Excerpt to read:

__________________________________________________

UNITED STATES
SECURITIES AND EXCHANGE COMMISSION
Washington, DC 20549
FORM 8-K
CURRENT REPORT
Pursuant to Section 13 or 15(d) of the
Securities Exchange Act of 1934
May 13, 2010
Date of Report (date of earliest event reported)
NATIONAL DENTEX CORPORATION
(Exact name of registrant as specified in its charter)
Commission file number 000-23092
MASSACHUSETTS | 04-2762050 | |
(State or Other Jurisdiction of Incorporation or Organization) | (I.R.S. Employer Identification No.) |
2 Vision Drive, Natick, MA | 01760 | |
(Address of Principal Executive Offices) | (Zip Code) |
(508) 907-7800
(Registrant's Telephone No., including Area Code)
Check the appropriate box below if the Form 8-K filing is intended to simultaneously satisfy the filing obligation of the registrant under any of the following provisions (see General Instruction A.2. below):
⃞ Written communications pursuant to Rule 425 under the Securities Act (17 CFR 230.425)
⊠ Soliciting material pursuant to Rule 14a-12 under the Exchange Act (17 CFR 240.14a-12)
⃞ Pre-commencement communications pursuant to Rule 14d-2(b) under the Exchange Act (17 CFR 240.14d-2(b))
⃞ Pre-commencement communications pursuant to Rule 13e-4(c) under the Exchange Act (17 CFR 240.13e-4(c))
Item 8.01 Other Events.

__________________________________________________

Stored data entries:
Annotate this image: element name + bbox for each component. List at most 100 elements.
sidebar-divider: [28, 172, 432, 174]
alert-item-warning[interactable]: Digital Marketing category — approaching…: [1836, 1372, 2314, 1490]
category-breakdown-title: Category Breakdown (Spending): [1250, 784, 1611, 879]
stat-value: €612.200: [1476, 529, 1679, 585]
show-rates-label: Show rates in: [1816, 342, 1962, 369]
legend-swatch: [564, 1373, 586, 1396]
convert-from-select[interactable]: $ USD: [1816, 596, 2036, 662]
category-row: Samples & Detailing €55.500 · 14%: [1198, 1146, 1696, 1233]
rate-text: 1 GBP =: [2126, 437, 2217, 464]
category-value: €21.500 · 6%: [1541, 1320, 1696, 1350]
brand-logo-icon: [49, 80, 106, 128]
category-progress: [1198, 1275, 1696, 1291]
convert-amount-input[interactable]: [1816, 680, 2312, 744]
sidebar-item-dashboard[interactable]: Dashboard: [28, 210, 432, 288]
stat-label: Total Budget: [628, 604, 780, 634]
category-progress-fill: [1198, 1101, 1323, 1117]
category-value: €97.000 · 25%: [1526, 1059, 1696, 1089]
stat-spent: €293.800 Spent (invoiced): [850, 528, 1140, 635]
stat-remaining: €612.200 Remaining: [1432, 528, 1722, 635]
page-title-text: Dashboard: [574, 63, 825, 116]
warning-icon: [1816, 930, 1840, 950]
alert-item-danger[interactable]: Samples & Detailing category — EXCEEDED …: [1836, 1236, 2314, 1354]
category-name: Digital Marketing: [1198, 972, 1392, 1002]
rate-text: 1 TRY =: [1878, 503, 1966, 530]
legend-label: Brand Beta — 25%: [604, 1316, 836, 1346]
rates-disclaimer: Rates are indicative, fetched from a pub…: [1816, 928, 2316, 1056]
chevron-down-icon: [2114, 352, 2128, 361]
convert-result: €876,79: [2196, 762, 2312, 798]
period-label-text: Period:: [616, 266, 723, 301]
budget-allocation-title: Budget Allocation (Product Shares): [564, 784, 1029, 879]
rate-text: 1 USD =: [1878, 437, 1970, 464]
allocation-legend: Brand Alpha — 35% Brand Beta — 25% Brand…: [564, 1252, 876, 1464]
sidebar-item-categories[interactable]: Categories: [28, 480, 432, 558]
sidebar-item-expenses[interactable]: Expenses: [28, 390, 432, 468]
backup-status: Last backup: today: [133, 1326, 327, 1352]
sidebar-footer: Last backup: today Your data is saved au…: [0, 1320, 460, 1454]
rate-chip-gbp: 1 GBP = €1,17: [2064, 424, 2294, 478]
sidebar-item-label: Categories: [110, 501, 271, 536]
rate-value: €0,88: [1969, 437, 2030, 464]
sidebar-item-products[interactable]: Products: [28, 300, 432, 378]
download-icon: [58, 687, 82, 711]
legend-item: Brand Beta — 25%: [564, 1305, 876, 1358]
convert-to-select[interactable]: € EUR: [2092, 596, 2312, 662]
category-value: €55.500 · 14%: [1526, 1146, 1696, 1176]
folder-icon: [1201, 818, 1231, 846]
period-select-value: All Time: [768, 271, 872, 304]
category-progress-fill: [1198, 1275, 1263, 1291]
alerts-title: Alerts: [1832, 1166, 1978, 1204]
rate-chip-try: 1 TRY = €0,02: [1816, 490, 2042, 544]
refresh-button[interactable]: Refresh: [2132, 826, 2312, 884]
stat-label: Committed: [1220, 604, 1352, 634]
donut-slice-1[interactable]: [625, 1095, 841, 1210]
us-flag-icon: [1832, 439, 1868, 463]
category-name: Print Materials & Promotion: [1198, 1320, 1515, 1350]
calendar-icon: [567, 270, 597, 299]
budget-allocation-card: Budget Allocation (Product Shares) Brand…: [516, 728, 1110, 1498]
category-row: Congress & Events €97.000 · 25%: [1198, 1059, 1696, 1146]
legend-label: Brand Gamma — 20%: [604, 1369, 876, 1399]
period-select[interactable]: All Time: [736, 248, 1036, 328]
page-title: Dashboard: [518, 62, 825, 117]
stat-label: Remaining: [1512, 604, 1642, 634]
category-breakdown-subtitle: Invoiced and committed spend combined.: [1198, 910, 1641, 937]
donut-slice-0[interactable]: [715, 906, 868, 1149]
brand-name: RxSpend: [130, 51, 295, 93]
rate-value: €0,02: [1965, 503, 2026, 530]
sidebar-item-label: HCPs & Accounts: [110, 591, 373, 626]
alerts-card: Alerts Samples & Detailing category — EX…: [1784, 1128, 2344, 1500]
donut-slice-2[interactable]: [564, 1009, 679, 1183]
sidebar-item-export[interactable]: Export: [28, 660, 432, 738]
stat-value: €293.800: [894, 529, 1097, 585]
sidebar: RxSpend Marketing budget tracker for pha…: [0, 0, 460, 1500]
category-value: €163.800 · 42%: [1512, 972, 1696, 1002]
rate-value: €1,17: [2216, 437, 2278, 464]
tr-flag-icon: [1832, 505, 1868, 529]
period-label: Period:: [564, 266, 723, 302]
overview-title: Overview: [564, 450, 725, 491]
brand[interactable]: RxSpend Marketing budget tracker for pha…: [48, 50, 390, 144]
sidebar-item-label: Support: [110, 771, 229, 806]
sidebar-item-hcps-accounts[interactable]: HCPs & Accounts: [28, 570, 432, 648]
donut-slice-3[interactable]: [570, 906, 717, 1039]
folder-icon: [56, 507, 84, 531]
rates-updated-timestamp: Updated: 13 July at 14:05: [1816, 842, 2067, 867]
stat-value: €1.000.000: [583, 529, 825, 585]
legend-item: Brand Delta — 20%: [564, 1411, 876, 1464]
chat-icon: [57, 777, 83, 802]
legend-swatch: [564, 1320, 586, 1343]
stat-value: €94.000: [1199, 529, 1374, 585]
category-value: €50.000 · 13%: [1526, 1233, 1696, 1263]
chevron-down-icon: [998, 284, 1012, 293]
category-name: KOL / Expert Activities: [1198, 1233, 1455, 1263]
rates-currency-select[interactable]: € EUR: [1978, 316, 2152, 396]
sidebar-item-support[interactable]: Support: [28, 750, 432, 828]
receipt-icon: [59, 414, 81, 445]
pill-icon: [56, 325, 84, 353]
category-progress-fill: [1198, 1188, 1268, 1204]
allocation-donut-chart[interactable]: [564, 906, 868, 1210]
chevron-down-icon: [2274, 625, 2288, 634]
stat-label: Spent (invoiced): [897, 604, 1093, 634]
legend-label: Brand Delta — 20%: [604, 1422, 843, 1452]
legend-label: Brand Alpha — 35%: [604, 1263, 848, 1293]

__________________________________________________

Required work:
1. List every rule named in the check-box options on the Form 8-K cover page.
2. Reproduce the stretch of the Form 8-K cover page from "Check the appropriate" through "8.01 Other Events.".
3. Answer these from the Form 8-K cover page:
(a) In what state is the registrant incorporated?
(b) What is the registrant's Commission file number?
(c) Which provision's box is checked?
The records have no connection to the text.

Expected responses:
1.
Rule 425 under the Securities Act (17 CFR 230.425)
Rule 14a-12 under the Exchange Act (17 CFR 240.14a-12)
Rule 14d-2(b) under the Exchange Act (17 CFR 240.14d-2(b))
Rule 13e-4(c) under the Exchange Act (17 CFR 240.13e-4(c))

2.
Check the appropriate box below if the Form 8-K filing is intended to simultaneously satisfy the filing obligation of the registrant under any of the following provisions (see General Instruction A.2. below):
⃞ Written communications pursuant to Rule 425 under the Securities Act (17 CFR 230.425)
⊠ Soliciting material pursuant to Rule 14a-12 under the Exchange Act (17 CFR 240.14a-12)
⃞ Pre-commencement communications pursuant to Rule 14d-2(b) under the Exchange Act (17 CFR 240.14d-2(b))
⃞ Pre-commencement communications pursuant to Rule 13e-4(c) under the Exchange Act (17 CFR 240.13e-4(c))
Item 8.01 Other Events.

3.
(a) Massachusetts
(b) 000-23092
(c) Soliciting material pursuant to Rule 14a-12 under the Exchange Act (17 CFR 240.14a-12)